> [GIVEN REQUEST] Quote the listing below in its entirety, omitting every image.

> [DATA IN THIS EXERCISE]

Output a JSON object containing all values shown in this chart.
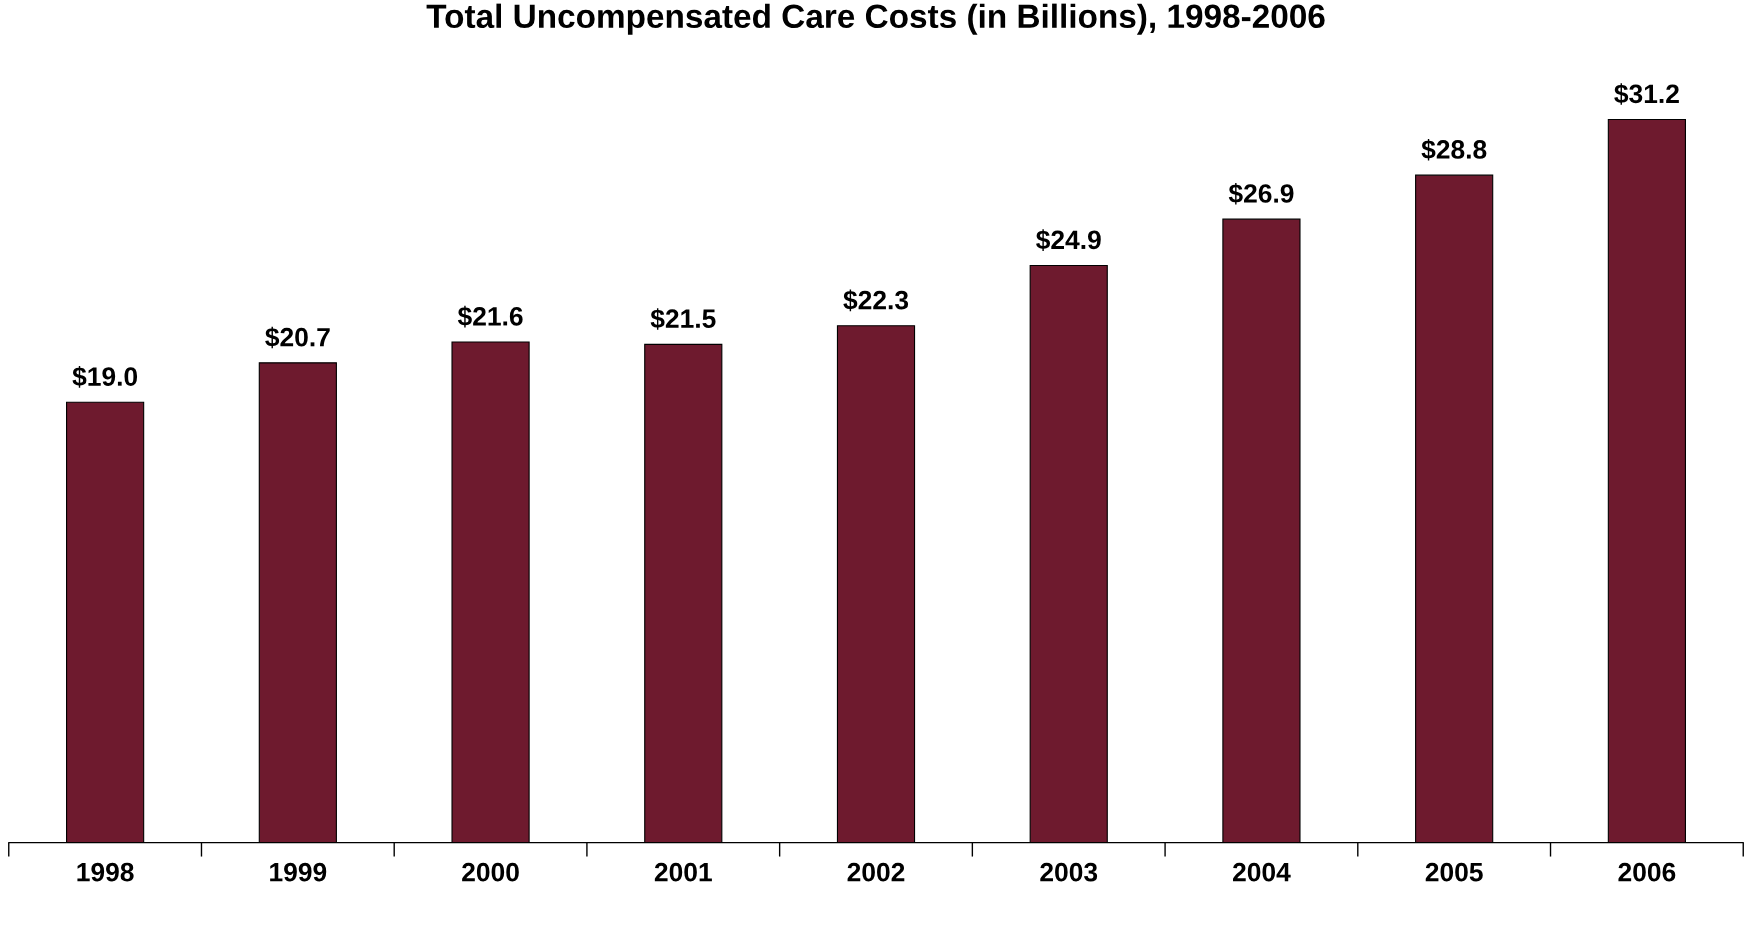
{
  "chart_data": {
    "type": "bar",
    "title": "Total Uncompensated Care Costs (in Billions), 1998-2006",
    "categories": [
      "1998",
      "1999",
      "2000",
      "2001",
      "2002",
      "2003",
      "2004",
      "2005",
      "2006"
    ],
    "values": [
      19.0,
      20.7,
      21.6,
      21.5,
      22.3,
      24.9,
      26.9,
      28.8,
      31.2
    ],
    "value_labels": [
      "$19.0",
      "$20.7",
      "$21.6",
      "$21.5",
      "$22.3",
      "$24.9",
      "$26.9",
      "$28.8",
      "$31.2"
    ],
    "color": "#6e1a2e",
    "grid": false
  }
}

> [WRITTEN ANSWER]
Output a JSON object containing all values shown in this chart.
{
  "chart_data": {
    "type": "bar",
    "title": "Total Uncompensated Care Costs (in Billions), 1998-2006",
    "categories": [
      "1998",
      "1999",
      "2000",
      "2001",
      "2002",
      "2003",
      "2004",
      "2005",
      "2006"
    ],
    "values": [
      19.0,
      20.7,
      21.6,
      21.5,
      22.3,
      24.9,
      26.9,
      28.8,
      31.2
    ],
    "value_labels": [
      "$19.0",
      "$20.7",
      "$21.6",
      "$21.5",
      "$22.3",
      "$24.9",
      "$26.9",
      "$28.8",
      "$31.2"
    ],
    "color": "#6e1a2e",
    "grid": false
  }
}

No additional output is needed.